__REQUEST__.
Which lines contain the string "name"? Please list every one of them.

__SUPPLIED RECORDS__.

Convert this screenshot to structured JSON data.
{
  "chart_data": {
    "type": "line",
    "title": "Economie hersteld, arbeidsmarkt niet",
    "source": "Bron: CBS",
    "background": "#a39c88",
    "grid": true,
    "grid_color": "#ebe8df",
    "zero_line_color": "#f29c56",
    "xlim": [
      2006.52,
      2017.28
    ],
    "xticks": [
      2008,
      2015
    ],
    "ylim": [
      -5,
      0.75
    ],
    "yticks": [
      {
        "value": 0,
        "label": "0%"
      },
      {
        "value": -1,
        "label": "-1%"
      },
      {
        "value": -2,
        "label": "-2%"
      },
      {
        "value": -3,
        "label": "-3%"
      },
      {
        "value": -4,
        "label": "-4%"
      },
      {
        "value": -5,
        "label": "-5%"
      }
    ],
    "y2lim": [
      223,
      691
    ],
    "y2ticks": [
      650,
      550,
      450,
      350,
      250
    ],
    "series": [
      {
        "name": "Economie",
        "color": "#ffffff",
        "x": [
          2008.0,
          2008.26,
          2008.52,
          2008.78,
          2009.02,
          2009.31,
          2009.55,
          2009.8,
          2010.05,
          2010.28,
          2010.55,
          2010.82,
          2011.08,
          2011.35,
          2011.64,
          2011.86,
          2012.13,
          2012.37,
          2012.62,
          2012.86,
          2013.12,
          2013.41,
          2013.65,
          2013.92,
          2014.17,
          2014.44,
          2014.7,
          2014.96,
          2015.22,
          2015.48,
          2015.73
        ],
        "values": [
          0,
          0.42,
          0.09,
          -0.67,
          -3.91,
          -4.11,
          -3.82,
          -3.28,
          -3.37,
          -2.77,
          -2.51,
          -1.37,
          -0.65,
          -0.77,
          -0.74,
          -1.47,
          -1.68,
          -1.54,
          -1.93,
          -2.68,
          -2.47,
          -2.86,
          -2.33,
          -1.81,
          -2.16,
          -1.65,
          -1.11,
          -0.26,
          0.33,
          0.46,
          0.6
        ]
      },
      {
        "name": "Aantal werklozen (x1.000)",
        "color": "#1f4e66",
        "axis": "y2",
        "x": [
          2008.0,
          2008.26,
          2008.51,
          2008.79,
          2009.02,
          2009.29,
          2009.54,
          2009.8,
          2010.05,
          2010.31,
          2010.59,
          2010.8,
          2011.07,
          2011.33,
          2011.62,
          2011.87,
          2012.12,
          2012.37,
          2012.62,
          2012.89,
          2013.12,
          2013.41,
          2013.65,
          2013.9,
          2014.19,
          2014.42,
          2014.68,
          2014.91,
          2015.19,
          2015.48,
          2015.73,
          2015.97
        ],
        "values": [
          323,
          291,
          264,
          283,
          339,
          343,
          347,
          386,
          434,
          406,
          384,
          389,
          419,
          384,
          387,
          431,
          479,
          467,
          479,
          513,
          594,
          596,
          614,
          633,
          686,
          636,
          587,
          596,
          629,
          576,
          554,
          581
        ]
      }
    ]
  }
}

__EXPECTED ANSWER__.
        "name": "Economie",
        "name": "Aantal werklozen (x1.000)",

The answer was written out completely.